» **YOUR GOAL**
Restate the listing below word for word, omitting any images.

» **RECORDS SHOWN**

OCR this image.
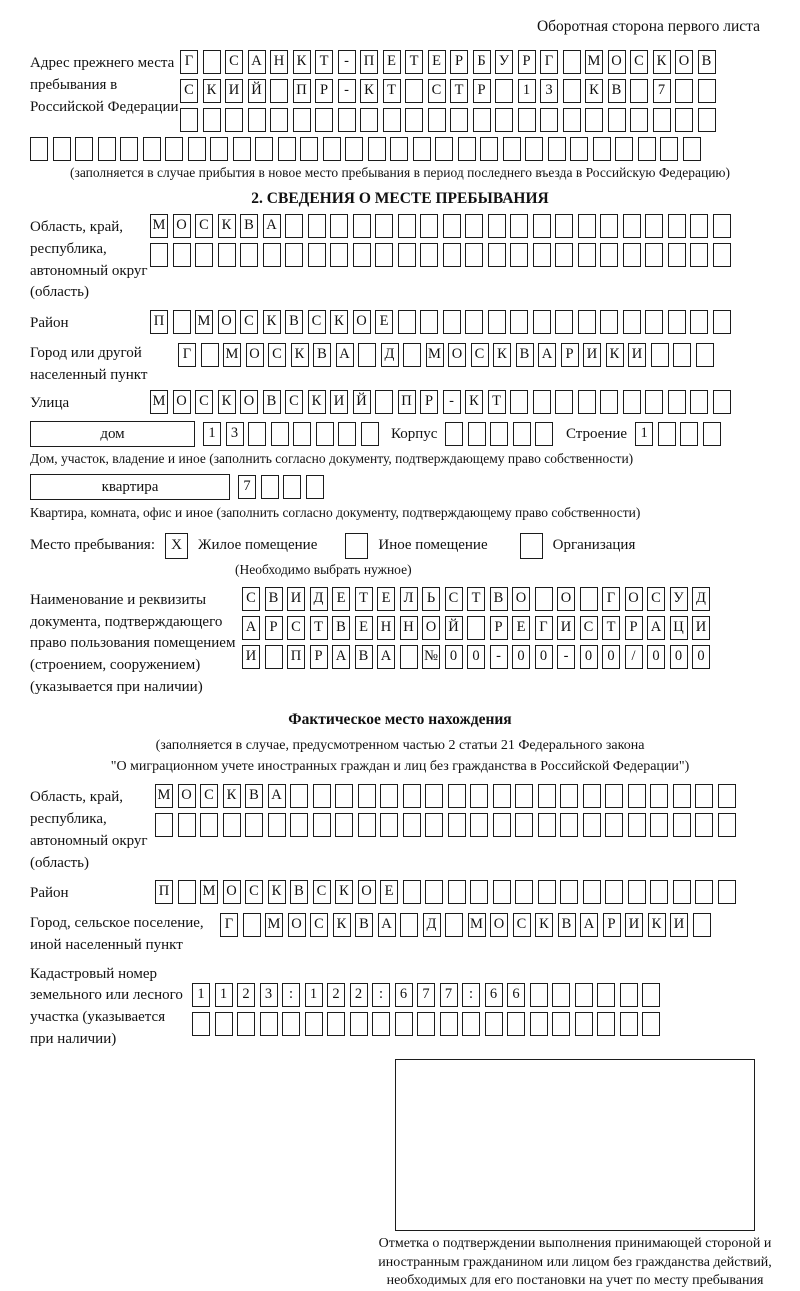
Оборотная сторона первого листа
Адрес прежнего места пребывания в Российской Федерации
Г	С А Н К Т	-	П Е Т Е Р Б У Р Г	М О С К О В
С К И Й П Р	-	К Т	С Т Р	1	3	К В	7
(заполняется в случае прибытия в новое место пребывания в период последнего въезда в Российскую Федерацию)
2. СВЕДЕНИЯ О МЕСТЕ ПРЕБЫВАНИЯ
Область, край, республика, автономный округ (область)
М О С К В А
Район	П М О С К В С К О Е
Город или другой населенный пункт
Г	М О С К В А Д М О С К В А Р И К И
Улица	М О С К О В С К И Й П Р	-	К Т
дом	1	3	Корпус	Строение 1
Дом, участок, владение и иное (заполнить согласно документу, подтверждающему право собственности)
квартира	7
Квартира, комната, офис и иное (заполнить согласно документу, подтверждающему право собственности)
Место пребывания:	X	Жилое помещение	Иное помещение	Организация
(Необходимо выбрать нужное)
Наименование и реквизиты документа, подтверждающего право пользования помещением (строением, сооружением) (указывается при наличии)
С В И Д Е Т Е Л Ь С Т В О О	Г О С У Д
А Р С Т В Е Н Н О Й	Р Е Г И С Т Р А Ц И
И П Р А В А № 0	0	-	0	0	-	0	0	/	0	0	0
Фактическое место нахождения
(заполняется в случае, предусмотренном частью 2 статьи 21 Федерального закона
"О миграционном учете иностранных граждан и лиц без гражданства в Российской Федерации")
Область, край, республика, автономный округ (область)
М О С К В А
Район	П М О С К В С К О Е
Город, сельское поселение, иной населенный пункт
Г	М О С К В А Д М О С К В А Р И К И
Кадастровый номер земельного или лесного участка (указывается при наличии)
1	1	2	3	:	1	2	2	:	6	7	7	:	6	6
Отметка о подтверждении выполнения принимающей стороной и иностранным гражданином или лицом без гражданства действий, необходимых для его постановки на учет по месту пребывания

» **FULL RESPONSE**
OCR this image.
Оборотная сторона первого листа
Адрес прежнего места пребывания в Российской Федерации
Г	С А Н К Т	-	П Е Т Е Р Б У Р Г	М О С К О В
С К И Й П Р	-	К Т	С Т Р	1	3	К В	7
(заполняется в случае прибытия в новое место пребывания в период последнего въезда в Российскую Федерацию)
2. СВЕДЕНИЯ О МЕСТЕ ПРЕБЫВАНИЯ
Область, край, республика, автономный округ (область)
М О С К В А
Район	П М О С К В С К О Е
Город или другой населенный пункт
Г	М О С К В А Д М О С К В А Р И К И
Улица	М О С К О В С К И Й П Р	-	К Т
дом	1	3	Корпус	Строение 1
Дом, участок, владение и иное (заполнить согласно документу, подтверждающему право собственности)
квартира	7
Квартира, комната, офис и иное (заполнить согласно документу, подтверждающему право собственности)
Место пребывания:	X	Жилое помещение	Иное помещение	Организация
(Необходимо выбрать нужное)
Наименование и реквизиты документа, подтверждающего право пользования помещением (строением, сооружением) (указывается при наличии)
С В И Д Е Т Е Л Ь С Т В О О	Г О С У Д
А Р С Т В Е Н Н О Й	Р Е Г И С Т Р А Ц И
И П Р А В А № 0	0	-	0	0	-	0	0	/	0	0	0
Фактическое место нахождения
(заполняется в случае, предусмотренном частью 2 статьи 21 Федерального закона
"О миграционном учете иностранных граждан и лиц без гражданства в Российской Федерации")
Область, край, республика, автономный округ (область)
М О С К В А
Район	П М О С К В С К О Е
Город, сельское поселение, иной населенный пункт
Г	М О С К В А Д М О С К В А Р И К И
Кадастровый номер земельного или лесного участка (указывается при наличии)
1	1	2	3	:	1	2	2	:	6	7	7	:	6	6
Отметка о подтверждении выполнения принимающей стороной и иностранным гражданином или лицом без гражданства действий, необходимых для его постановки на учет по месту пребывания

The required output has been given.